§ **DATA EXTRACT**
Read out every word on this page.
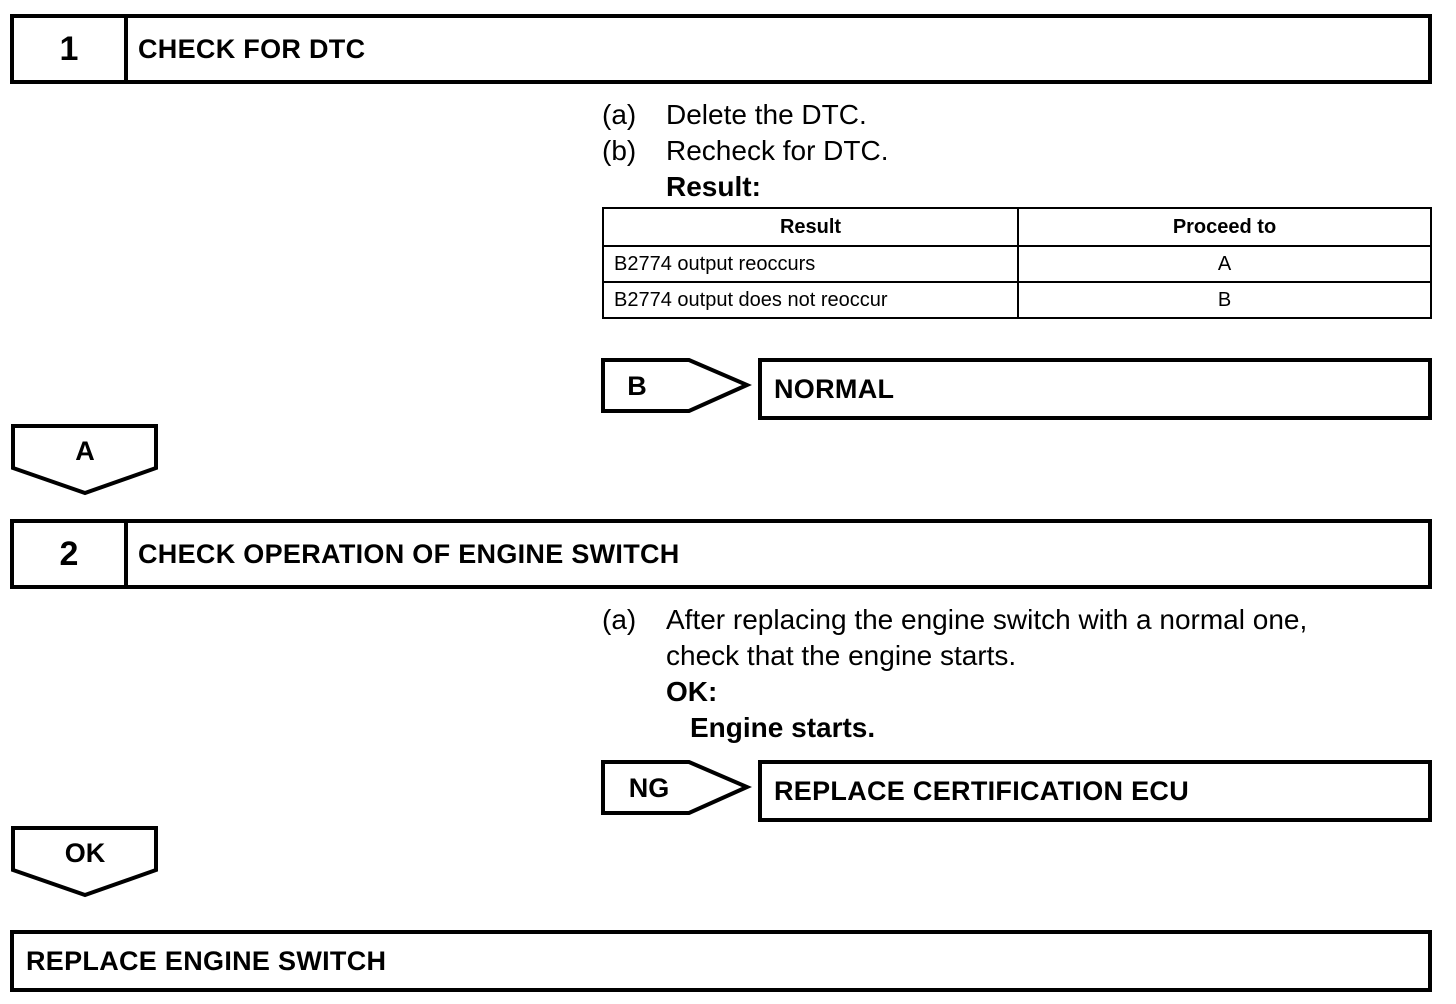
1	CHECK FOR DTC
(a) Delete the DTC.
(b) Recheck for DTC.
Result:
Result	Proceed to
B2774 output reoccurs	A
B2774 output does not reoccur	B
B	NORMAL
A
2	CHECK OPERATION OF ENGINE SWITCH
(a) After replacing the engine switch with a normal one,
check that the engine starts.
OK:
Engine starts.
NG	REPLACE CERTIFICATION ECU
OK
REPLACE ENGINE SWITCH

§ **EXERCISE OBJECTIVE**
Repeat the listing in full and exactly. Do not include any images.

§ **RESPONSE TO THE TASK**
Read out every word on this page.
1	CHECK FOR DTC
(a) Delete the DTC.
(b) Recheck for DTC.
Result:
Result	Proceed to
B2774 output reoccurs	A
B2774 output does not reoccur	B
B	NORMAL
A
2	CHECK OPERATION OF ENGINE SWITCH
(a) After replacing the engine switch with a normal one,
check that the engine starts.
OK:
Engine starts.
NG	REPLACE CERTIFICATION ECU
OK
REPLACE ENGINE SWITCH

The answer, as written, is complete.